(begin)

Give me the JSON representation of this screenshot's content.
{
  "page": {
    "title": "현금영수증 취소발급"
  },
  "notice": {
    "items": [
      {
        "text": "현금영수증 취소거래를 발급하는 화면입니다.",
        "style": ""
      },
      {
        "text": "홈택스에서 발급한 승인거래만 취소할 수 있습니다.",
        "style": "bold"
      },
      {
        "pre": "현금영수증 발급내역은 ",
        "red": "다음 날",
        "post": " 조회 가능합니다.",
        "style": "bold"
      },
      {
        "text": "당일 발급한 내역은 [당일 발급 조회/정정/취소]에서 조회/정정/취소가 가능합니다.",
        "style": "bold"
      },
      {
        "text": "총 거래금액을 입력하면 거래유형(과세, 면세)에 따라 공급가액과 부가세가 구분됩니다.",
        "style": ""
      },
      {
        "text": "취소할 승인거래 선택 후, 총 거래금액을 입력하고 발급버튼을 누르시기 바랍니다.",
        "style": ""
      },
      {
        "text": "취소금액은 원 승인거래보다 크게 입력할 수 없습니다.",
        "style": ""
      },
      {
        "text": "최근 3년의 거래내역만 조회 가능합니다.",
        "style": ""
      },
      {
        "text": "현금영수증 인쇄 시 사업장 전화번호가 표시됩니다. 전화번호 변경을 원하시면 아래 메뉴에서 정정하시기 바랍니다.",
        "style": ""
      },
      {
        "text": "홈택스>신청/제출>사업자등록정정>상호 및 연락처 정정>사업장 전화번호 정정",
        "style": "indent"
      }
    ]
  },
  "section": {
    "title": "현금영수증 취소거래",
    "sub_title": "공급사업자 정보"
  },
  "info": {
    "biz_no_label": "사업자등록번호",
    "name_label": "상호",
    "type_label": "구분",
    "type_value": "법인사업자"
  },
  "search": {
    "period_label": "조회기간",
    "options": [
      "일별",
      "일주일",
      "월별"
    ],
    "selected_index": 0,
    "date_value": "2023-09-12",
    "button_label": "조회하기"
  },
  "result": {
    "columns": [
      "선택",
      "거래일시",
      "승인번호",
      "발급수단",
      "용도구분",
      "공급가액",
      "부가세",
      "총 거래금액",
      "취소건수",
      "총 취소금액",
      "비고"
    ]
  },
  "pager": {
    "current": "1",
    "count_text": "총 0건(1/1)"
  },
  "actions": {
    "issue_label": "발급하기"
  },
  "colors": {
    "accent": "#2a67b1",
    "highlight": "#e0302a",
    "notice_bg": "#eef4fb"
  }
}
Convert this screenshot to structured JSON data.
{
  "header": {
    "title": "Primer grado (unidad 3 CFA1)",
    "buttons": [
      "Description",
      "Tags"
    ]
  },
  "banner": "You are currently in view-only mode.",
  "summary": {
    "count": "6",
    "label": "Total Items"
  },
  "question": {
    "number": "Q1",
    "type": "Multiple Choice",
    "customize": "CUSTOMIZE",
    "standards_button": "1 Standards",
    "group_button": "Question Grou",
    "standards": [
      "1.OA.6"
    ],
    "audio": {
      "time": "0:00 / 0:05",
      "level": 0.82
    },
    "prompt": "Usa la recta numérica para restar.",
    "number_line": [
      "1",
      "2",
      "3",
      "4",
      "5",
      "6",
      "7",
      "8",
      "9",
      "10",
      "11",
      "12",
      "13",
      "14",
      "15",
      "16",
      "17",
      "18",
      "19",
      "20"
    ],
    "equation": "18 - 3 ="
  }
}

(end)

### The request
Print all of the entries again, exactly as written.

### Reply
Give me the JSON representation of this screenshot's content.
{
  "page": {
    "title": "현금영수증 취소발급"
  },
  "notice": {
    "items": [
      {
        "text": "현금영수증 취소거래를 발급하는 화면입니다.",
        "style": ""
      },
      {
        "text": "홈택스에서 발급한 승인거래만 취소할 수 있습니다.",
        "style": "bold"
      },
      {
        "pre": "현금영수증 발급내역은 ",
        "red": "다음 날",
        "post": " 조회 가능합니다.",
        "style": "bold"
      },
      {
        "text": "당일 발급한 내역은 [당일 발급 조회/정정/취소]에서 조회/정정/취소가 가능합니다.",
        "style": "bold"
      },
      {
        "text": "총 거래금액을 입력하면 거래유형(과세, 면세)에 따라 공급가액과 부가세가 구분됩니다.",
        "style": ""
      },
      {
        "text": "취소할 승인거래 선택 후, 총 거래금액을 입력하고 발급버튼을 누르시기 바랍니다.",
        "style": ""
      },
      {
        "text": "취소금액은 원 승인거래보다 크게 입력할 수 없습니다.",
        "style": ""
      },
      {
        "text": "최근 3년의 거래내역만 조회 가능합니다.",
        "style": ""
      },
      {
        "text": "현금영수증 인쇄 시 사업장 전화번호가 표시됩니다. 전화번호 변경을 원하시면 아래 메뉴에서 정정하시기 바랍니다.",
        "style": ""
      },
      {
        "text": "홈택스>신청/제출>사업자등록정정>상호 및 연락처 정정>사업장 전화번호 정정",
        "style": "indent"
      }
    ]
  },
  "section": {
    "title": "현금영수증 취소거래",
    "sub_title": "공급사업자 정보"
  },
  "info": {
    "biz_no_label": "사업자등록번호",
    "name_label": "상호",
    "type_label": "구분",
    "type_value": "법인사업자"
  },
  "search": {
    "period_label": "조회기간",
    "options": [
      "일별",
      "일주일",
      "월별"
    ],
    "selected_index": 0,
    "date_value": "2023-09-12",
    "button_label": "조회하기"
  },
  "result": {
    "columns": [
      "선택",
      "거래일시",
      "승인번호",
      "발급수단",
      "용도구분",
      "공급가액",
      "부가세",
      "총 거래금액",
      "취소건수",
      "총 취소금액",
      "비고"
    ]
  },
  "pager": {
    "current": "1",
    "count_text": "총 0건(1/1)"
  },
  "actions": {
    "issue_label": "발급하기"
  },
  "colors": {
    "accent": "#2a67b1",
    "highlight": "#e0302a",
    "notice_bg": "#eef4fb"
  }
}
Convert this screenshot to structured JSON data.
{
  "header": {
    "title": "Primer grado (unidad 3 CFA1)",
    "buttons": [
      "Description",
      "Tags"
    ]
  },
  "banner": "You are currently in view-only mode.",
  "summary": {
    "count": "6",
    "label": "Total Items"
  },
  "question": {
    "number": "Q1",
    "type": "Multiple Choice",
    "customize": "CUSTOMIZE",
    "standards_button": "1 Standards",
    "group_button": "Question Grou",
    "standards": [
      "1.OA.6"
    ],
    "audio": {
      "time": "0:00 / 0:05",
      "level": 0.82
    },
    "prompt": "Usa la recta numérica para restar.",
    "number_line": [
      "1",
      "2",
      "3",
      "4",
      "5",
      "6",
      "7",
      "8",
      "9",
      "10",
      "11",
      "12",
      "13",
      "14",
      "15",
      "16",
      "17",
      "18",
      "19",
      "20"
    ],
    "equation": "18 - 3 ="
  }
}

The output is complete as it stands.